### Reading text
'''

How to avoid having a policy claim declined
Johannesburg - South Africa’s life insurers paid out benefits amounting to a total of R578 billion in 2022. The figures, issued by the Association for Savings and Investment South Africa (ASISA), included life, disability, critical illness, and income protection policies claims.
Each year, Hollard Life Solutions processes an average of around 104,000 claims, and only a small portion of them are declined.
According to Hollard Life Solutions, the claims process is arguably one of the most crucial aspects of the policy cycle, and it is the insurer's responsibility to make sure that this process is as seamless as possible for the policyholder. Avinash Baboolal, of Hollard Life Solutions highlights that to make sure claims are paid out on time without issues, policyholders should know what their policy entails.
He advises that from the onset, it is also important to be absolutely honest in your policy application. All medical conditions must be disclosed at the application stage to avoid having to provide additional information at the claim stage, which could delay the process, or have the claim declined. In particular, it is essential to declare a medical condition or symptoms of a medical condition prior to the commencement of the policy. Non-disclosure of an existing condition that is relevant to the incident being claimed is clear grounds for refusal to pay.
Furthermore, it’s important to ensure that your monthly premiums are paid when due to avoid the policy lapsing. Be aware of any waiting periods before the policy is in force. It’s also important to understand any policy exclusions, and what other conditions form part of the policy and to seek advice from your broker or insurer if unsure of anything regarding the policy and exclusions.
Claims are normally declined if these measures are not taken.
Policyholders who disagree with the decision by any insurance company to decline their claims may reach out to the Office of the Ombudsman for Long-term Insurance. The ombud deals mainly with repudiation disputes. It also looks into complaints about poor communication or poor service.
Often, clients raise concerns about not receiving adequate advice regarding policy requirements and conditions when their claims are denied. However, it is crucial that clients communicate these concerns up front with their advisors and also escalate these concerns with the insurer to ensure that they are satisfied with the onboarding process.
It's crucial that clients review their policies on an annual basis with their broker to make sure that the policy is still relevant to their needs. Also important, is for policyholders to update beneficiary details and other information.

'''

### Directions for this task
Reproduce the stretch of the article on declined insurance claims from "Policyholders who disagree" through "and other information.", word for word. The entries that come next were taken from a separate source.

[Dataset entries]
'''

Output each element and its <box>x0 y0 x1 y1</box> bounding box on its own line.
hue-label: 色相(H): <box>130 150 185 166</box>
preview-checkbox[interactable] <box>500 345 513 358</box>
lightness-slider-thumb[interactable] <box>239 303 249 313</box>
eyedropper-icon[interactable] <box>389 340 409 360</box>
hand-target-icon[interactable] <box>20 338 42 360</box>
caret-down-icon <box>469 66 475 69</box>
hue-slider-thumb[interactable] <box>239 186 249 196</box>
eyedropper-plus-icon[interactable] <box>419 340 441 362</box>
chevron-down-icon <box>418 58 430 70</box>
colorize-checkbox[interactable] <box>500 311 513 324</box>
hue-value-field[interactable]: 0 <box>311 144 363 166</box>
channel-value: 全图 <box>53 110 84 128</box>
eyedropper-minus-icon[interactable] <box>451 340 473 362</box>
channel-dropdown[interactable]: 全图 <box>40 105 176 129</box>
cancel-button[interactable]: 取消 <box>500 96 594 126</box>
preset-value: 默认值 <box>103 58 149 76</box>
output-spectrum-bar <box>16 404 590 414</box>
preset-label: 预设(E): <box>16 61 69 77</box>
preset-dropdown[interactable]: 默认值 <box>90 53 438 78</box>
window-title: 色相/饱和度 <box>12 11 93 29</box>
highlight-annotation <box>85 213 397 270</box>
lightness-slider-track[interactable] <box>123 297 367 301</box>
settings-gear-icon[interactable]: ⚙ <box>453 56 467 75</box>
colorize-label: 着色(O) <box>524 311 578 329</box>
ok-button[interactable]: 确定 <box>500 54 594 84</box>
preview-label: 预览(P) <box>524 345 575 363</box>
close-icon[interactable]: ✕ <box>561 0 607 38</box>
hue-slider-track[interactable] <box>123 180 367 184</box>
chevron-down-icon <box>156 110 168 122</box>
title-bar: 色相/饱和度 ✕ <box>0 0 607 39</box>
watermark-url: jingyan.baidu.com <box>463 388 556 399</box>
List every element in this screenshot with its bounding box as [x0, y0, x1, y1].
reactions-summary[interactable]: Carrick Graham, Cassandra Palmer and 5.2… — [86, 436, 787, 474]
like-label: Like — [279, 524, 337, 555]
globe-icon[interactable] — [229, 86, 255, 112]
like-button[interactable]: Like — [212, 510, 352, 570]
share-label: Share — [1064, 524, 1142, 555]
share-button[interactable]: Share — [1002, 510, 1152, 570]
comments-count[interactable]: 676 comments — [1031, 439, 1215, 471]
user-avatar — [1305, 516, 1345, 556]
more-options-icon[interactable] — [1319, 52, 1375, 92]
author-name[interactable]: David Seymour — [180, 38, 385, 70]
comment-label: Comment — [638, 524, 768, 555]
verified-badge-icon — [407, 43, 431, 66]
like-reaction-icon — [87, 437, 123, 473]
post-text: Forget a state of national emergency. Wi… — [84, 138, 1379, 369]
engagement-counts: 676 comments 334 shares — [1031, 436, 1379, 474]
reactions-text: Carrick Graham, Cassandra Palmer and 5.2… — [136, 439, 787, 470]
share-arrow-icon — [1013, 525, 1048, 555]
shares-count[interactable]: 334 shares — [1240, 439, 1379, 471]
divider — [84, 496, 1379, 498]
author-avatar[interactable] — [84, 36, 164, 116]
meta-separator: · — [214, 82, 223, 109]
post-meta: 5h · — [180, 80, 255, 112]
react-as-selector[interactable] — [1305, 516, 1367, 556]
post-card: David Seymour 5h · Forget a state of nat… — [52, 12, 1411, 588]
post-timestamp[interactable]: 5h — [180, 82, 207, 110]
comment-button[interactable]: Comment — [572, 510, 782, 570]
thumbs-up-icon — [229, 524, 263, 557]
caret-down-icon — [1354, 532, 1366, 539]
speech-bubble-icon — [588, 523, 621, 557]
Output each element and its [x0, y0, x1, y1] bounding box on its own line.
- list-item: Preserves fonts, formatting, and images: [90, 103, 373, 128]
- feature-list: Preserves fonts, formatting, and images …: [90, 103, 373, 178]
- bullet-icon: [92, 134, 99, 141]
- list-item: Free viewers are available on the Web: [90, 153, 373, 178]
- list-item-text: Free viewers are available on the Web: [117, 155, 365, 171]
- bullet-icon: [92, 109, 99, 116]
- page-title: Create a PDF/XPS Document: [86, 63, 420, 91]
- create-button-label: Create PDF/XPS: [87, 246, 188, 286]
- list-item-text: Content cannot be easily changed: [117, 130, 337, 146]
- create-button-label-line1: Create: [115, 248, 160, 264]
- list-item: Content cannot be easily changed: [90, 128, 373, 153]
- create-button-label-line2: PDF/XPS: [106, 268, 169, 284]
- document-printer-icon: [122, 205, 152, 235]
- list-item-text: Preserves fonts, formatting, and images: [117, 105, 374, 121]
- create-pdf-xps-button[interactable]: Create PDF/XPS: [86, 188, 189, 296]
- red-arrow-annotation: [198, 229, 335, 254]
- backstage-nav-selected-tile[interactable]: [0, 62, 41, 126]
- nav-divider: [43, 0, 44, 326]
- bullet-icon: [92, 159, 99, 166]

'''

### Answer box
Policyholders who disagree with the decision by any insurance company to decline their claims may reach out to the Office of the Ombudsman for Long-term Insurance. The ombud deals mainly with repudiation disputes. It also looks into complaints about poor communication or poor service.
Often, clients raise concerns about not receiving adequate advice regarding policy requirements and conditions when their claims are denied. However, it is crucial that clients communicate these concerns up front with their advisors and also escalate these concerns with the insurer to ensure that they are satisfied with the onboarding process.
It's crucial that clients review their policies on an annual basis with their broker to make sure that the policy is still relevant to their needs. Also important, is for policyholders to update beneficiary details and other information.